Stored records:
_____
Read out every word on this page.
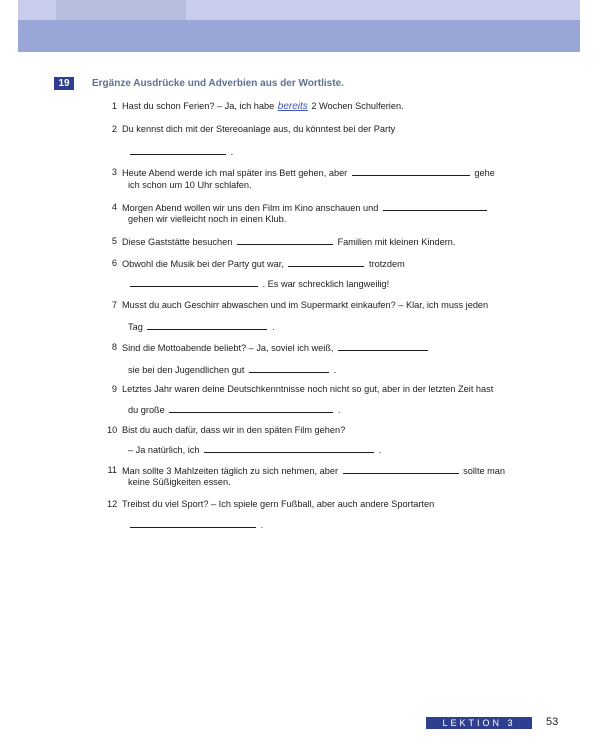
19	Ergänze Ausdrücke und Adverbien aus der Wortliste.
1 Hast du schon Ferien? – Ja, ich habe bereits 2 Wochen Schulferien.
2 Du kennst dich mit der Stereoanlage aus, du könntest bei der Party
.
3 Heute Abend werde ich mal später ins Bett gehen, aber	gehe
ich schon um 10 Uhr schlafen.
4 Morgen Abend wollen wir uns den Film im Kino anschauen und
gehen wir vielleicht noch in einen Klub.
5 Diese Gaststätte besuchen	Familien mit kleinen Kindern.
6 Obwohl die Musik bei der Party gut war,	trotzdem
. Es war schrecklich langweilig!
7 Musst du auch Geschirr abwaschen und im Supermarkt einkaufen? – Klar, ich muss jeden
Tag	.
8 Sind die Mottoabende beliebt? – Ja, soviel ich weiß,
sie bei den Jugendlichen gut	.
9 Letztes Jahr waren deine Deutschkenntnisse noch nicht so gut, aber in der letzten Zeit hast
du große	.
10 Bist du auch dafür, dass wir in den späten Film gehen?
– Ja natürlich, ich	.
11 Man sollte 3 Mahlzeiten täglich zu sich nehmen, aber	sollte man
keine Süßigkeiten essen.
12 Treibst du viel Sport? – Ich spiele gern Fußball, aber auch andere Sportarten
.
LEKTION 3	53
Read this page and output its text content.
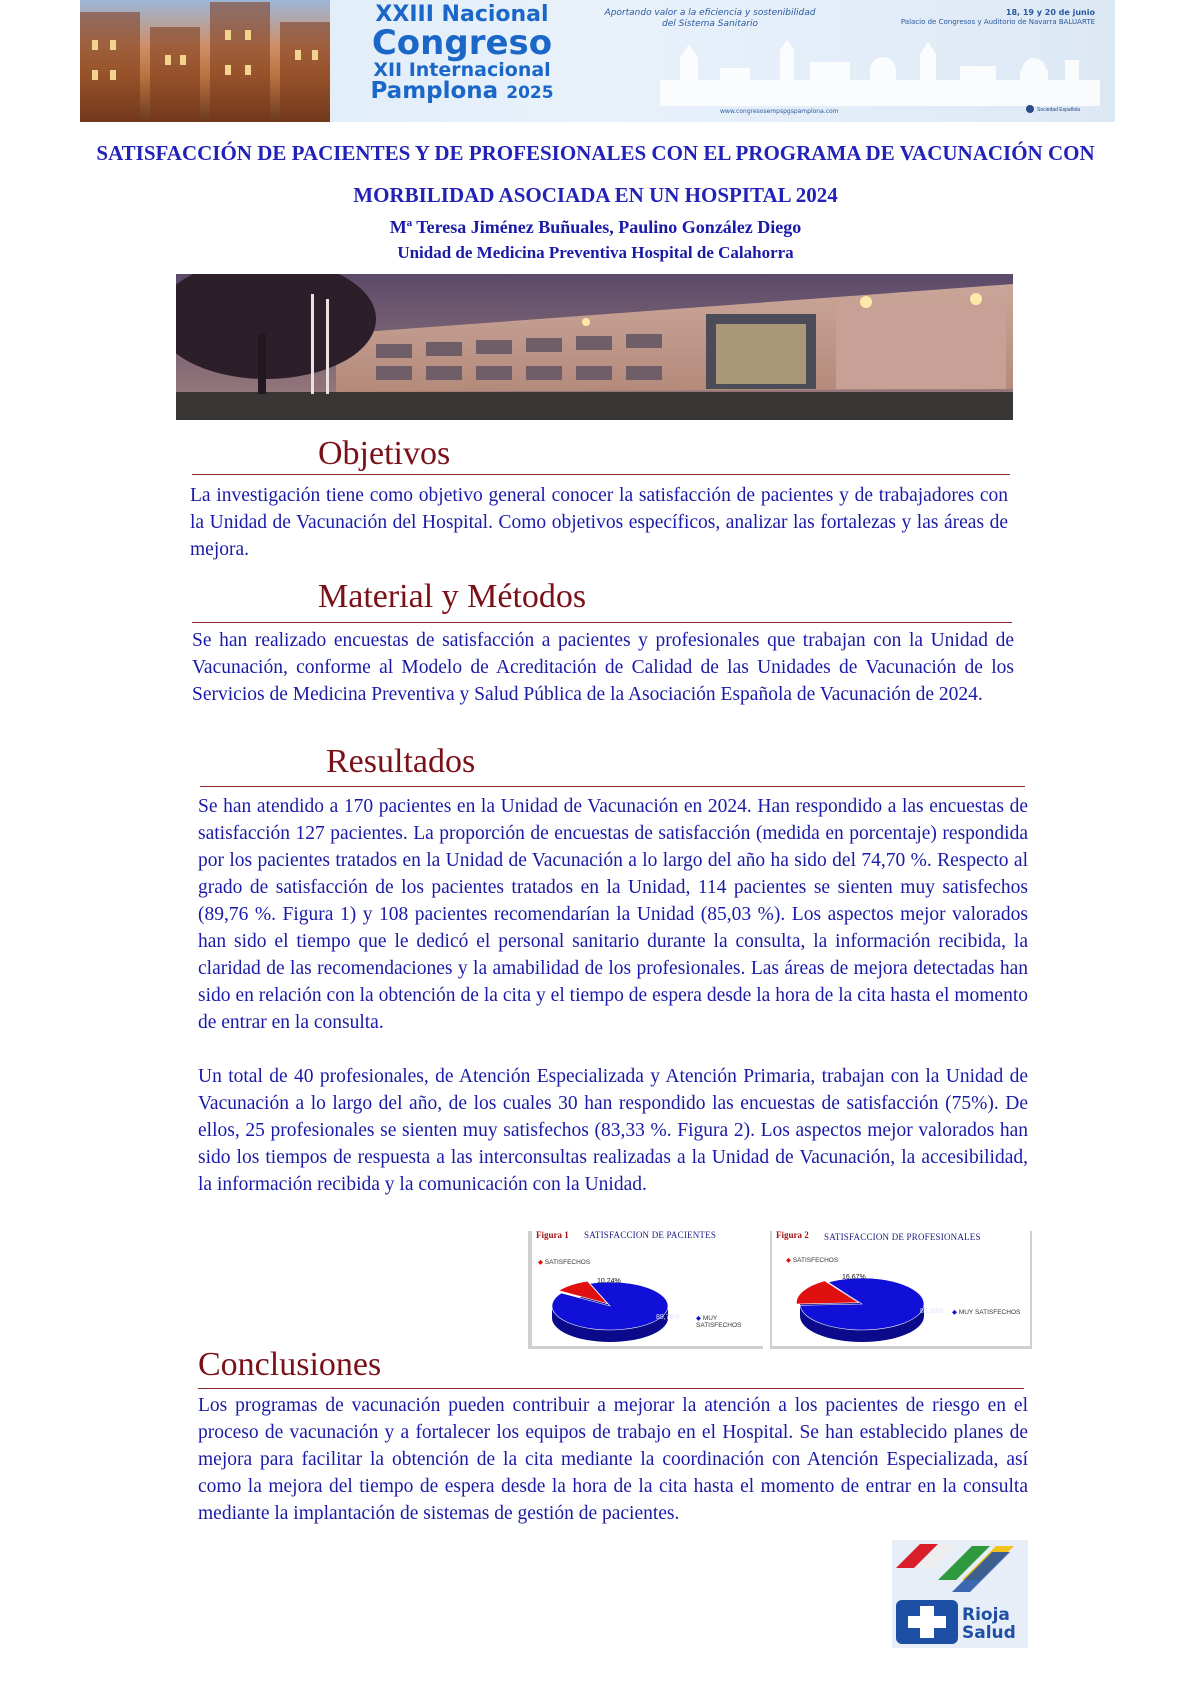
XXIII Nacional
Congreso
XII Internacional
Pamplona 2025
Aportando valor a la eficiencia y sostenibilidad del Sistema Sanitario
18, 19 y 20 de junio
Palacio de Congresos y Auditorio de Navarra BALUARTE
www.congresosempspgspamplona.com	Sociedad Española
SATISFACCIÓN DE PACIENTES Y DE PROFESIONALES CON EL PROGRAMA DE VACUNACIÓN CON MORBILIDAD ASOCIADA EN UN HOSPITAL 2024
Mª Teresa Jiménez Buñuales, Paulino González Diego
Unidad de Medicina Preventiva Hospital de Calahorra
Objetivos

La investigación tiene como objetivo general conocer la satisfacción de pacientes y de trabajadores con la Unidad de Vacunación del Hospital. Como objetivos específicos, analizar las fortalezas y las áreas de mejora.

Material y Métodos

Se han realizado encuestas de satisfacción a pacientes y profesionales que trabajan con la Unidad de Vacunación, conforme al Modelo de Acreditación de Calidad de las Unidades de Vacunación de los Servicios de Medicina Preventiva y Salud Pública de la Asociación Española de Vacunación de 2024.

Resultados

Se han atendido a 170 pacientes en la Unidad de Vacunación en 2024. Han respondido a las encuestas de satisfacción 127 pacientes. La proporción de encuestas de satisfacción (medida en porcentaje) respondida por los pacientes tratados en la Unidad de Vacunación a lo largo del año ha sido del 74,70 %. Respecto al grado de satisfacción de los pacientes tratados en la Unidad, 114 pacientes se sienten muy satisfechos (89,76 %. Figura 1) y 108 pacientes recomendarían la Unidad (85,03 %). Los aspectos mejor valorados han sido el tiempo que le dedicó el personal sanitario durante la consulta, la información recibida, la claridad de las recomendaciones y la amabilidad de los profesionales. Las áreas de mejora detectadas han sido en relación con la obtención de la cita y el tiempo de espera desde la hora de la cita hasta el momento de entrar en la consulta.

Un total de 40 profesionales, de Atención Especializada y Atención Primaria, trabajan con la Unidad de Vacunación a lo largo del año, de los cuales 30 han respondido las encuestas de satisfacción (75%). De ellos, 25 profesionales se sienten muy satisfechos (83,33 %. Figura 2). Los aspectos mejor valorados han sido los tiempos de respuesta a las interconsultas realizadas a la Unidad de Vacunación, la accesibilidad, la información recibida y la comunicación con la Unidad.

Figura 1 SATISFACCION DE PACIENTES
◆ SATISFECHOS
◆ MUY SATISFECHOS
89,76%
10,24%
Figura 2 SATISFACCION DE PROFESIONALES
◆ SATISFECHOS
◆ MUY SATISFECHOS
83,33%
16,67%
Conclusiones

Los programas de vacunación pueden contribuir a mejorar la atención a los pacientes de riesgo en el proceso de vacunación y a fortalecer los equipos de trabajo en el Hospital. Se han establecido planes de mejora para facilitar la obtención de la cita mediante la coordinación con Atención Especializada, así como la mejora del tiempo de espera desde la hora de la cita hasta el momento de entrar en la consulta mediante la implantación de sistemas de gestión de pacientes.

Rioja
Salud
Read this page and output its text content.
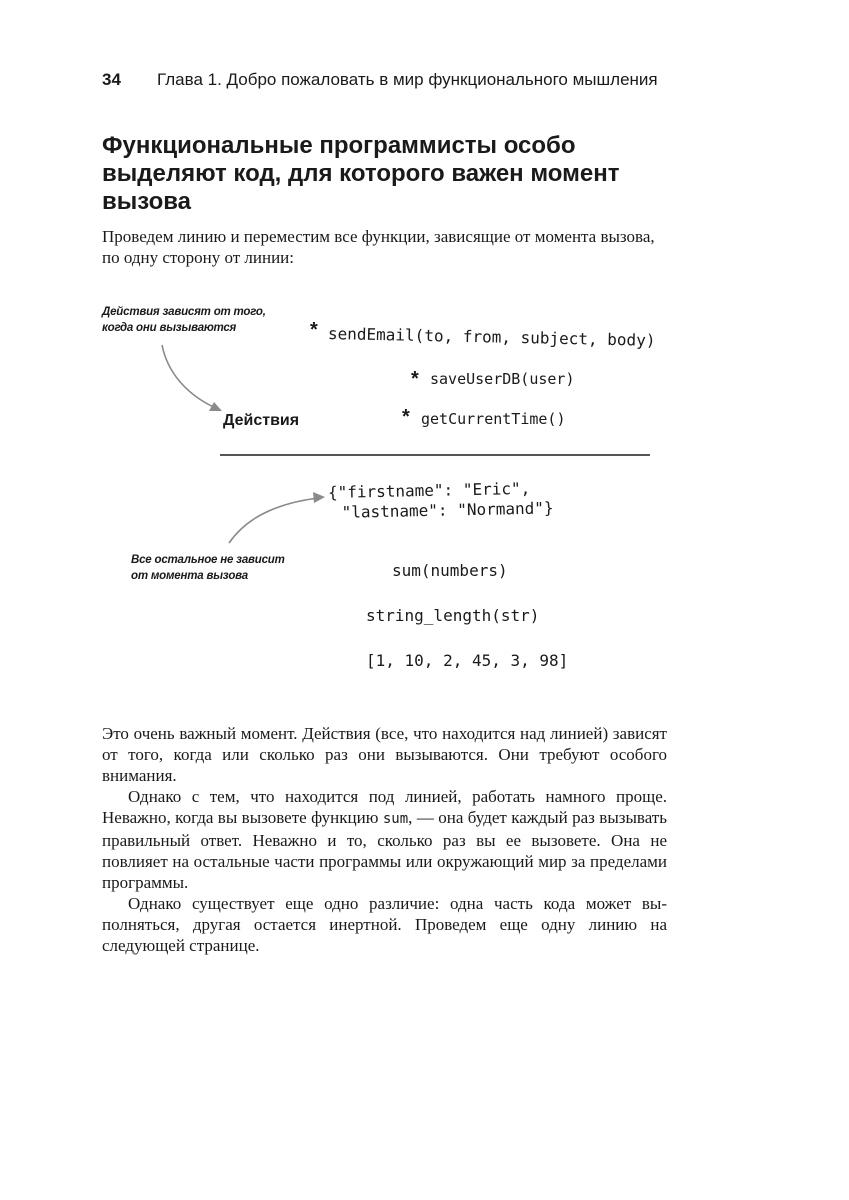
34 Глава 1. Добро пожаловать в мир функционального мышления
Функциональные программисты особо выделяют код, для которого важен момент вызова

Проведем линию и переместим все функции, зависящие от момента вызова, по одну сторону от линии:

Действия зависят от того,
когда они вызываются
Действия
* sendEmail(to, from, subject, body)
* saveUserDB(user)
* getCurrentTime()
{"firstname": "Eric",
"lastname": "Normand"}
Все остальное не зависит
от момента вызова	sum(numbers)
string_length(str)
[1, 10, 2, 45, 3, 98]

Это очень важный момент. Действия (все, что находится над линией) зависят от того, когда или сколько раз они вызываются. Они требуют особого внимания.

Однако с тем, что находится под линией, работать намного проще. Неважно, когда вы вызовете функцию sum, — она будет каждый раз вызывать правильный ответ. Неважно и то, сколько раз вы ее вызовете. Она не повлияет на остальные части программы или окружающий мир за пределами программы.

Однако существует еще одно различие: одна часть кода может выполняться, другая остается инертной. Проведем еще одну линию на следующей странице.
_____
All records above are to be printed exactly, minus the pictures they contain.

| COMPLETED TASK |
Read out every word on this page.
19	Ergänze Ausdrücke und Adverbien aus der Wortliste.
1 Hast du schon Ferien? – Ja, ich habe bereits 2 Wochen Schulferien.
2 Du kennst dich mit der Stereoanlage aus, du könntest bei der Party
.
3 Heute Abend werde ich mal später ins Bett gehen, aber	gehe
ich schon um 10 Uhr schlafen.
4 Morgen Abend wollen wir uns den Film im Kino anschauen und
gehen wir vielleicht noch in einen Klub.
5 Diese Gaststätte besuchen	Familien mit kleinen Kindern.
6 Obwohl die Musik bei der Party gut war,	trotzdem
. Es war schrecklich langweilig!
7 Musst du auch Geschirr abwaschen und im Supermarkt einkaufen? – Klar, ich muss jeden
Tag	.
8 Sind die Mottoabende beliebt? – Ja, soviel ich weiß,
sie bei den Jugendlichen gut	.
9 Letztes Jahr waren deine Deutschkenntnisse noch nicht so gut, aber in der letzten Zeit hast
du große	.
10 Bist du auch dafür, dass wir in den späten Film gehen?
– Ja natürlich, ich	.
11 Man sollte 3 Mahlzeiten täglich zu sich nehmen, aber	sollte man
keine Süßigkeiten essen.
12 Treibst du viel Sport? – Ich spiele gern Fußball, aber auch andere Sportarten
.
LEKTION 3	53
Read this page and output its text content.
XXIII Nacional
Congreso
XII Internacional
Pamplona 2025
Aportando valor a la eficiencia y sostenibilidad del Sistema Sanitario
18, 19 y 20 de junio
Palacio de Congresos y Auditorio de Navarra BALUARTE
www.congresosempspgspamplona.com	Sociedad Española
SATISFACCIÓN DE PACIENTES Y DE PROFESIONALES CON EL PROGRAMA DE VACUNACIÓN CON MORBILIDAD ASOCIADA EN UN HOSPITAL 2024
Mª Teresa Jiménez Buñuales, Paulino González Diego
Unidad de Medicina Preventiva Hospital de Calahorra
Objetivos

La investigación tiene como objetivo general conocer la satisfacción de pacientes y de trabajadores con la Unidad de Vacunación del Hospital. Como objetivos específicos, analizar las fortalezas y las áreas de mejora.

Material y Métodos

Se han realizado encuestas de satisfacción a pacientes y profesionales que trabajan con la Unidad de Vacunación, conforme al Modelo de Acreditación de Calidad de las Unidades de Vacunación de los Servicios de Medicina Preventiva y Salud Pública de la Asociación Española de Vacunación de 2024.

Resultados

Se han atendido a 170 pacientes en la Unidad de Vacunación en 2024. Han respondido a las encuestas de satisfacción 127 pacientes. La proporción de encuestas de satisfacción (medida en porcentaje) respondida por los pacientes tratados en la Unidad de Vacunación a lo largo del año ha sido del 74,70 %. Respecto al grado de satisfacción de los pacientes tratados en la Unidad, 114 pacientes se sienten muy satisfechos (89,76 %. Figura 1) y 108 pacientes recomendarían la Unidad (85,03 %). Los aspectos mejor valorados han sido el tiempo que le dedicó el personal sanitario durante la consulta, la información recibida, la claridad de las recomendaciones y la amabilidad de los profesionales. Las áreas de mejora detectadas han sido en relación con la obtención de la cita y el tiempo de espera desde la hora de la cita hasta el momento de entrar en la consulta.

Un total de 40 profesionales, de Atención Especializada y Atención Primaria, trabajan con la Unidad de Vacunación a lo largo del año, de los cuales 30 han respondido las encuestas de satisfacción (75%). De ellos, 25 profesionales se sienten muy satisfechos (83,33 %. Figura 2). Los aspectos mejor valorados han sido los tiempos de respuesta a las interconsultas realizadas a la Unidad de Vacunación, la accesibilidad, la información recibida y la comunicación con la Unidad.

Figura 1 SATISFACCION DE PACIENTES
◆ SATISFECHOS
◆ MUY SATISFECHOS
89,76%
10,24%
Figura 2 SATISFACCION DE PROFESIONALES
◆ SATISFECHOS
◆ MUY SATISFECHOS
83,33%
16,67%
Conclusiones

Los programas de vacunación pueden contribuir a mejorar la atención a los pacientes de riesgo en el proceso de vacunación y a fortalecer los equipos de trabajo en el Hospital. Se han establecido planes de mejora para facilitar la obtención de la cita mediante la coordinación con Atención Especializada, así como la mejora del tiempo de espera desde la hora de la cita hasta el momento de entrar en la consulta mediante la implantación de sistemas de gestión de pacientes.

Rioja
Salud
Read this page and output its text content.
34 Глава 1. Добро пожаловать в мир функционального мышления
Функциональные программисты особо выделяют код, для которого важен момент вызова

Проведем линию и переместим все функции, зависящие от момента вызова, по одну сторону от линии:

Действия зависят от того,
когда они вызываются
Действия
* sendEmail(to, from, subject, body)
* saveUserDB(user)
* getCurrentTime()
{"firstname": "Eric",
"lastname": "Normand"}
Все остальное не зависит
от момента вызова	sum(numbers)
string_length(str)
[1, 10, 2, 45, 3, 98]

Это очень важный момент. Действия (все, что находится над линией) зависят от того, когда или сколько раз они вызываются. Они требуют особого внимания.

Однако с тем, что находится под линией, работать намного проще. Неважно, когда вы вызовете функцию sum, — она будет каждый раз вызывать правильный ответ. Неважно и то, сколько раз вы ее вызовете. Она не повлияет на остальные части программы или окружающий мир за пределами программы.

Однако существует еще одно различие: одна часть кода может выполняться, другая остается инертной. Проведем еще одну линию на следующей странице.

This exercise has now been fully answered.